:: Challenge ::
Comb the records below for the string "Publications" and copy each line where it turns up.
--------------------
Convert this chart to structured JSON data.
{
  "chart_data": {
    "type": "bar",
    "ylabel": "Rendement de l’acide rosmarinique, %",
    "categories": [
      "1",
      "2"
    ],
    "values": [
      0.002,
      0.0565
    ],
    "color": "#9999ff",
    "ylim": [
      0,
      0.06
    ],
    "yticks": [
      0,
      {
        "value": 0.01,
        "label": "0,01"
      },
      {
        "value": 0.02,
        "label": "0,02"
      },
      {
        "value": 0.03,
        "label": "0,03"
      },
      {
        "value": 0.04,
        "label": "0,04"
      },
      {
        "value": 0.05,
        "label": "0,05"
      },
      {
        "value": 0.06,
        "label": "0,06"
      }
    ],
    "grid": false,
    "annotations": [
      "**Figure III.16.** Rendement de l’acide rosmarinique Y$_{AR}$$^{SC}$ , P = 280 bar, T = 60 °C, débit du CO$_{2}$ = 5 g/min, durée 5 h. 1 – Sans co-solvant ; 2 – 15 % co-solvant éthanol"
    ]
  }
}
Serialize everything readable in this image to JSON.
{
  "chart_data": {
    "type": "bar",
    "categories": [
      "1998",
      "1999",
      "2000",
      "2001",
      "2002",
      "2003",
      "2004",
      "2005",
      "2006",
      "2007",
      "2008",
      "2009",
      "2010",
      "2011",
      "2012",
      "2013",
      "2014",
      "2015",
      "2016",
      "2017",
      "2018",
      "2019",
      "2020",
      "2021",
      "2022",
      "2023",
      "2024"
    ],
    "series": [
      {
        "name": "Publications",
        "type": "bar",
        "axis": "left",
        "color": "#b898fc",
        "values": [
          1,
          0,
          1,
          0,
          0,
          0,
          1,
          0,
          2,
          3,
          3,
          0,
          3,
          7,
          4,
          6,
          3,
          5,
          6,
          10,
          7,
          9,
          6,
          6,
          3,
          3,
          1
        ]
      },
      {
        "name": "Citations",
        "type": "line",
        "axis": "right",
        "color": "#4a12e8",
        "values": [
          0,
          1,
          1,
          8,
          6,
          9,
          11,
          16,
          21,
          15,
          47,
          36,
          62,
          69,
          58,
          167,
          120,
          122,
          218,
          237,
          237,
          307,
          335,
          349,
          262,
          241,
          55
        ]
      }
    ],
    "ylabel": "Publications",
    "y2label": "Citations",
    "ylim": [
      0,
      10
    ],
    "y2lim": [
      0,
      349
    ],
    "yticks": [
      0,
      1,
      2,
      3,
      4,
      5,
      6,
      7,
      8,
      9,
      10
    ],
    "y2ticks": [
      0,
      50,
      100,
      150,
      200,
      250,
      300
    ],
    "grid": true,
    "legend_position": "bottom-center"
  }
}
--------------------
:: Response below ::
        "name": "Publications",
    "ylabel": "Publications",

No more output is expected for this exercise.